Exercise tasks:
a. In the dating advice text, what might spending a lot of cash on dates actually show?
b. Rewrite the dating advice text starting at "Forget everything you've" and ending at "costly entertainment schemes.", swapping "cash" for "money".
c. Pick up the dating advice text on low-cost dates after its last sentence and keep writing.

Document text:
--- start ---
Forget everything you've ever been brainwashed into believing regarding the importance of spending lots of money on dates. You are impressing nobody by dropping a lot of cash. Instead, you may actually be demonstrating desperation by doing so, if not a downright lack of self-esteem by trying to "buy" someone's affection rather than counting on your own personal charm and giftedness to do the trick.

You've long ago figured out that you are attractive in your own right without having to prop yourself up artificially. So now it's time to live as if you truly believe it. You do not have to spend a lot of money on expensive dinners, lofty bar bills and/or any other such costly entertainment schemes.

In fact, the more natural the setting is the freer you and your date both are to act more like yourselves without any pretense. This translates into a more honest opportunity for evaluation and generally, I might add, a more enjoyable date.

My rule of thumb for planning dates with someone I had a proven interest in was to build the time together around something that I was already planning to do anyway. I happen to enjoy eating out at restaurants, so I had no qualms whatsoever about taking a woman out to eat. After all, if there is a restaurant I'd like to try I would enjoy trying it in the company of someone I like even more, right?
--- end ---
Provided information:
--- start ---
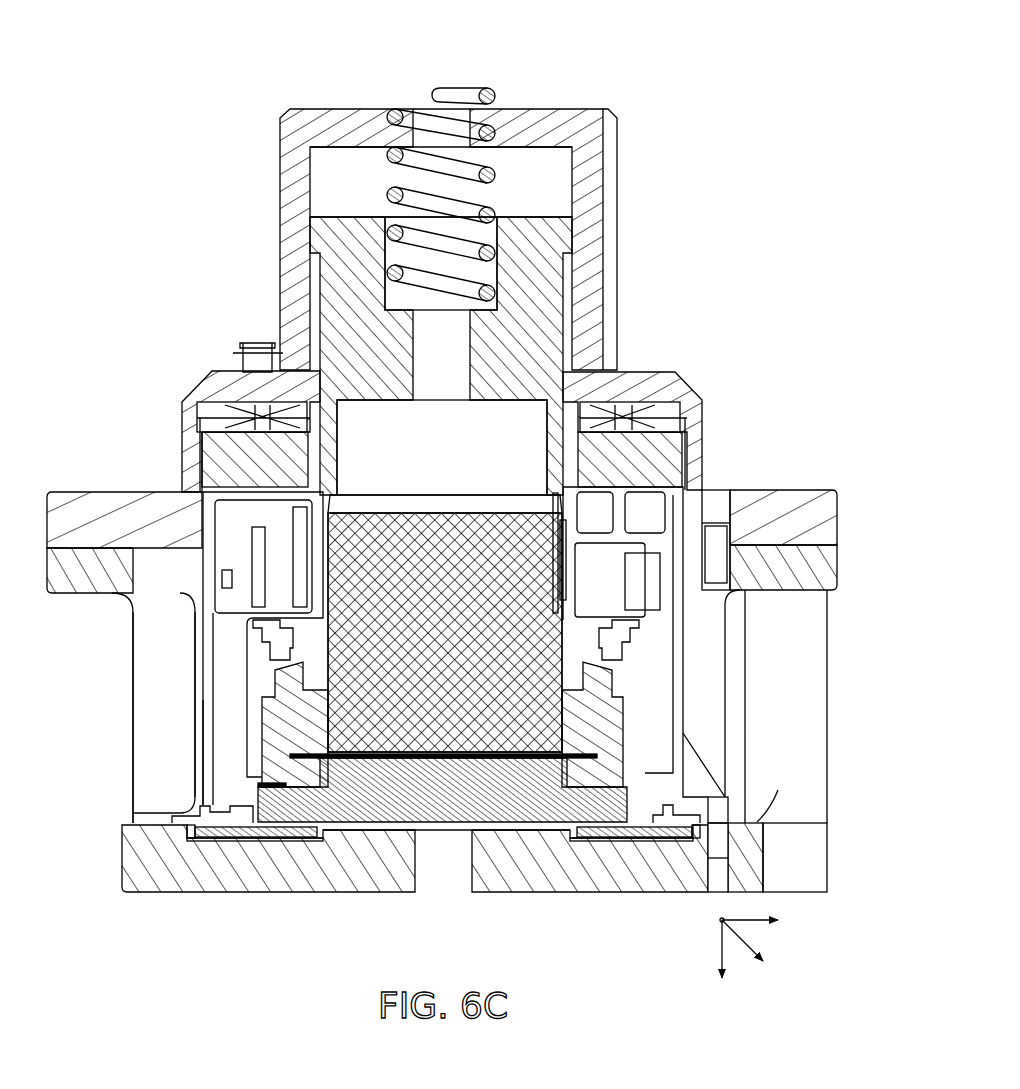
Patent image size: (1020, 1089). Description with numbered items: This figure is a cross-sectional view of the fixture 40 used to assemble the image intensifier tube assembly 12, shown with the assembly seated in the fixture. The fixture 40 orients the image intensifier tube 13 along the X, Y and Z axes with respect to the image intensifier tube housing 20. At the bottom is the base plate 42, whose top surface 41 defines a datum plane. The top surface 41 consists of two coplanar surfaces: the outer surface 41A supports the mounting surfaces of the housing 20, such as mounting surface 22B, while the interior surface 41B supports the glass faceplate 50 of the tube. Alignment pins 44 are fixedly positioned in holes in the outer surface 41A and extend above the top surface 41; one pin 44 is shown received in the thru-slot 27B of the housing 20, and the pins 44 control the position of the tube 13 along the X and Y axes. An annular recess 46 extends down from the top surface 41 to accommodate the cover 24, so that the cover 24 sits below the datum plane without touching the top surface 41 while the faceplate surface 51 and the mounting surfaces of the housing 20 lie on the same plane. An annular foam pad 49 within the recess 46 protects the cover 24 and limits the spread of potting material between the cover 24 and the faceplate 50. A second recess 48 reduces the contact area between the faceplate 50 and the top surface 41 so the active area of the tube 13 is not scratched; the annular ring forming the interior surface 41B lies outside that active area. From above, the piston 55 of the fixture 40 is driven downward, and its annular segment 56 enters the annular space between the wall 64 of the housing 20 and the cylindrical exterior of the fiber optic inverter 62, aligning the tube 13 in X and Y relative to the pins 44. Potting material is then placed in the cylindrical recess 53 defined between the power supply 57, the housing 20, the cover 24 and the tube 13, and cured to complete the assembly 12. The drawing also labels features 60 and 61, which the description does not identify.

The fixture 40 is at (442, 525).
The piston 55 is at (548, 313).
The annular segment 56 is at (338, 470).
The thin plate 60 is at (322, 750).
The image intensifier tube 13 is at (445, 518).
The fiber optic inverter 62 is at (553, 540).
The wall 64 is at (568, 597).
The power supply 57 is at (652, 518).
The cylindrical recess 53 is at (262, 648).
The image intensifier tube housing 20 is at (683, 657).
The image intensifier tube assembly 12 is at (432, 643).
The faceplate 50 is at (431, 804).
The mounting surface 22B is at (740, 803).
The top surface 41 is at (130, 823).
The outer surface 41A is at (152, 823).
The interior surface 41B is at (315, 800).
The thru-slot 27B is at (765, 830).
The alignment pins 44 is at (720, 848).
The cover 24 is at (200, 830).
The foam pad 49 is at (248, 840).
The annular recess 46 is at (272, 838).
The plate edge 61 is at (357, 790).
The second recess 48 is at (385, 790).
The faceplate surface 51 is at (540, 838).
The base plate 42 is at (628, 893).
--- end ---
Results for the exercise:
a. Desperation, if not a downright lack of self-esteem.

b.
Forget everything you've ever been brainwashed into believing regarding the importance of spending lots of money on dates. You are impressing nobody by dropping a lot of money. Instead, you may actually be demonstrating desperation by doing so, if not a downright lack of self-esteem by trying to "buy" someone's affection rather than counting on your own personal charm and giftedness to do the trick.

You've long ago figured out that you are attractive in your own right without having to prop yourself up artificially. So now it's time to live as if you truly believe it. You do not have to spend a lot of money on expensive dinners, lofty bar bills and/or any other such costly entertainment schemes.

c.
But successful "real dates", for lack of a better description, can be so even if taking someone along with you to perform the everyday tasks of life. I once had an incredible date with a woman whom I took furniture shopping with me. I told her I valued a woman's opinion on the matter and that I would like for her to join me. She was thrilled to do so, and we had a great time. Since my interest level in this woman was high, we shared lunch afterward and spent the afternoon together. But it's important to note that there was no high-pressure "agenda" on the date itself. The entire day flowed naturally based on mutual chemistry. Isn't that how it should be?

On another day I decided to get out of the house for a couple of hours on a Saturday morning prior to plans I had with a group of 20-30 friends of both genders that afternoon. I chose to share a late breakfast with a woman whom I had seen a couple of times previously and ended up truly enjoying our time together. Based on how breakfast went, I suggested she join me for the get together my friends were having that afternoon. We had great conversation throughout the hour drive there and back, and she had a great time at the get together. So overall, we had a terrific day sharing each other's company.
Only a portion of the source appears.